┌──
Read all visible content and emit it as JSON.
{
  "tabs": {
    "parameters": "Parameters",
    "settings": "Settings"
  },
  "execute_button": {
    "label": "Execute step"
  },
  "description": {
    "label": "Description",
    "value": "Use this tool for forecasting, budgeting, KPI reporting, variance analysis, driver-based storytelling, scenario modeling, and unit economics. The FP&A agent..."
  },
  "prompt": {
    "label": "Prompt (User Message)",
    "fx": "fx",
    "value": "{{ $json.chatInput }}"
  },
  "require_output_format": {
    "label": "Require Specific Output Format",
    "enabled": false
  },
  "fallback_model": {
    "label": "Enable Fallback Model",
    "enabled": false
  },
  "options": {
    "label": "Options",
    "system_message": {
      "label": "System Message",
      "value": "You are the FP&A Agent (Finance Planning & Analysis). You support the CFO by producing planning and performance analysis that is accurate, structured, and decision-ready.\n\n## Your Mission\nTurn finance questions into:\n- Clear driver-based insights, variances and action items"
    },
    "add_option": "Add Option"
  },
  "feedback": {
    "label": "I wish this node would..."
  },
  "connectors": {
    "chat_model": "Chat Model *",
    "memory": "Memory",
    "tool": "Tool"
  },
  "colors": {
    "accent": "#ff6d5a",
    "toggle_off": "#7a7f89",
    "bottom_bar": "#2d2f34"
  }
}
└──
| Exercise requirements |
Reproduce each entry word for word.

| Solved problem |
Read all visible content and emit it as JSON.
{
  "tabs": {
    "parameters": "Parameters",
    "settings": "Settings"
  },
  "execute_button": {
    "label": "Execute step"
  },
  "description": {
    "label": "Description",
    "value": "Use this tool for forecasting, budgeting, KPI reporting, variance analysis, driver-based storytelling, scenario modeling, and unit economics. The FP&A agent..."
  },
  "prompt": {
    "label": "Prompt (User Message)",
    "fx": "fx",
    "value": "{{ $json.chatInput }}"
  },
  "require_output_format": {
    "label": "Require Specific Output Format",
    "enabled": false
  },
  "fallback_model": {
    "label": "Enable Fallback Model",
    "enabled": false
  },
  "options": {
    "label": "Options",
    "system_message": {
      "label": "System Message",
      "value": "You are the FP&A Agent (Finance Planning & Analysis). You support the CFO by producing planning and performance analysis that is accurate, structured, and decision-ready.\n\n## Your Mission\nTurn finance questions into:\n- Clear driver-based insights, variances and action items"
    },
    "add_option": "Add Option"
  },
  "feedback": {
    "label": "I wish this node would..."
  },
  "connectors": {
    "chat_model": "Chat Model *",
    "memory": "Memory",
    "tool": "Tool"
  },
  "colors": {
    "accent": "#ff6d5a",
    "toggle_off": "#7a7f89",
    "bottom_bar": "#2d2f34"
  }
}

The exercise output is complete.